Start Exercise material

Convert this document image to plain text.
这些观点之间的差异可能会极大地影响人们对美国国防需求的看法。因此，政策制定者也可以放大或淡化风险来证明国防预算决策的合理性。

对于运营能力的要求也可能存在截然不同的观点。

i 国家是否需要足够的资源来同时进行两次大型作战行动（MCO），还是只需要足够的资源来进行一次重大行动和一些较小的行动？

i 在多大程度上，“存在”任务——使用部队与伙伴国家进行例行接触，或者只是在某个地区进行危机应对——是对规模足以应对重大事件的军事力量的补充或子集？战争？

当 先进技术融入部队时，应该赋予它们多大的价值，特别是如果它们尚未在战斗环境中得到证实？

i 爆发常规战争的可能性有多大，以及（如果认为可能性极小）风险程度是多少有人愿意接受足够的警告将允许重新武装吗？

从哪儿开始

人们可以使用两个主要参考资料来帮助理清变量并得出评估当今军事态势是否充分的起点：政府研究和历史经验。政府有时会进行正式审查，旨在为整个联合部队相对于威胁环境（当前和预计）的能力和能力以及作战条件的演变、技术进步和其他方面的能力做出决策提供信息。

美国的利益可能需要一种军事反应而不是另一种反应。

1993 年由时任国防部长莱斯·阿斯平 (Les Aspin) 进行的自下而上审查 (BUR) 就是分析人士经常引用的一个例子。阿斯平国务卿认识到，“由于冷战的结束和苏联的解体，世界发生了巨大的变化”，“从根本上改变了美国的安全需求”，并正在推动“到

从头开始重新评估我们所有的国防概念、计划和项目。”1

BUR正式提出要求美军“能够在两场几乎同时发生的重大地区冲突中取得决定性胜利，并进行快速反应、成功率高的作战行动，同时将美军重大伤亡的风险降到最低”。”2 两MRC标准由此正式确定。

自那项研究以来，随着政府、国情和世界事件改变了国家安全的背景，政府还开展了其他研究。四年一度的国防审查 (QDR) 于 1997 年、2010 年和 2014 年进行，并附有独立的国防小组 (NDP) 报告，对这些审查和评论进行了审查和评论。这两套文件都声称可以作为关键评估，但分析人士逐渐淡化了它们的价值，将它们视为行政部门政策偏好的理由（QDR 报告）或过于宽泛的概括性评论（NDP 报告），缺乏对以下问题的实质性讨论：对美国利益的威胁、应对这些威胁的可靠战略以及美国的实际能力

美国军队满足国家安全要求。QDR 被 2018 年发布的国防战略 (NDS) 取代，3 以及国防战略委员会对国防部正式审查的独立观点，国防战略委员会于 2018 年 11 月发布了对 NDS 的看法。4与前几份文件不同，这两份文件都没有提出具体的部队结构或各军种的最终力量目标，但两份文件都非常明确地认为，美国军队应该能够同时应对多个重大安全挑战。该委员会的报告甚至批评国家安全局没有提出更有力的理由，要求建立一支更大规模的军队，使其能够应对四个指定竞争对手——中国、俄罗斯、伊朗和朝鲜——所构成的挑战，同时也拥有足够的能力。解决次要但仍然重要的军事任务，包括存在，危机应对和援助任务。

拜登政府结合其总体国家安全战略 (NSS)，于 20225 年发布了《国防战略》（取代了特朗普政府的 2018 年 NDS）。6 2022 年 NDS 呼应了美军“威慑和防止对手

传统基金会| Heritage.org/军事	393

End Exercise material

• What the task requires:
Copy every line of the material, please, keeping it exactly the same.

• Exercise response:
Convert this document image to plain text.
这些观点之间的差异可能会极大地影响人们对美国国防需求的看法。因此，政策制定者也可以放大或淡化风险来证明国防预算决策的合理性。

对于运营能力的要求也可能存在截然不同的观点。

i 国家是否需要足够的资源来同时进行两次大型作战行动（MCO），还是只需要足够的资源来进行一次重大行动和一些较小的行动？

i 在多大程度上，“存在”任务——使用部队与伙伴国家进行例行接触，或者只是在某个地区进行危机应对——是对规模足以应对重大事件的军事力量的补充或子集？战争？

当 先进技术融入部队时，应该赋予它们多大的价值，特别是如果它们尚未在战斗环境中得到证实？

i 爆发常规战争的可能性有多大，以及（如果认为可能性极小）风险程度是多少有人愿意接受足够的警告将允许重新武装吗？

从哪儿开始

人们可以使用两个主要参考资料来帮助理清变量并得出评估当今军事态势是否充分的起点：政府研究和历史经验。政府有时会进行正式审查，旨在为整个联合部队相对于威胁环境（当前和预计）的能力和能力以及作战条件的演变、技术进步和其他方面的能力做出决策提供信息。

美国的利益可能需要一种军事反应而不是另一种反应。

1993 年由时任国防部长莱斯·阿斯平 (Les Aspin) 进行的自下而上审查 (BUR) 就是分析人士经常引用的一个例子。阿斯平国务卿认识到，“由于冷战的结束和苏联的解体，世界发生了巨大的变化”，“从根本上改变了美国的安全需求”，并正在推动“到

从头开始重新评估我们所有的国防概念、计划和项目。”1

BUR正式提出要求美军“能够在两场几乎同时发生的重大地区冲突中取得决定性胜利，并进行快速反应、成功率高的作战行动，同时将美军重大伤亡的风险降到最低”。”2 两MRC标准由此正式确定。

自那项研究以来，随着政府、国情和世界事件改变了国家安全的背景，政府还开展了其他研究。四年一度的国防审查 (QDR) 于 1997 年、2010 年和 2014 年进行，并附有独立的国防小组 (NDP) 报告，对这些审查和评论进行了审查和评论。这两套文件都声称可以作为关键评估，但分析人士逐渐淡化了它们的价值，将它们视为行政部门政策偏好的理由（QDR 报告）或过于宽泛的概括性评论（NDP 报告），缺乏对以下问题的实质性讨论：对美国利益的威胁、应对这些威胁的可靠战略以及美国的实际能力

美国军队满足国家安全要求。QDR 被 2018 年发布的国防战略 (NDS) 取代，3 以及国防战略委员会对国防部正式审查的独立观点，国防战略委员会于 2018 年 11 月发布了对 NDS 的看法。4与前几份文件不同，这两份文件都没有提出具体的部队结构或各军种的最终力量目标，但两份文件都非常明确地认为，美国军队应该能够同时应对多个重大安全挑战。该委员会的报告甚至批评国家安全局没有提出更有力的理由，要求建立一支更大规模的军队，使其能够应对四个指定竞争对手——中国、俄罗斯、伊朗和朝鲜——所构成的挑战，同时也拥有足够的能力。解决次要但仍然重要的军事任务，包括存在，危机应对和援助任务。

拜登政府结合其总体国家安全战略 (NSS)，于 20225 年发布了《国防战略》（取代了特朗普政府的 2018 年 NDS）。6 2022 年 NDS 呼应了美军“威慑和防止对手

传统基金会| Heritage.org/军事	393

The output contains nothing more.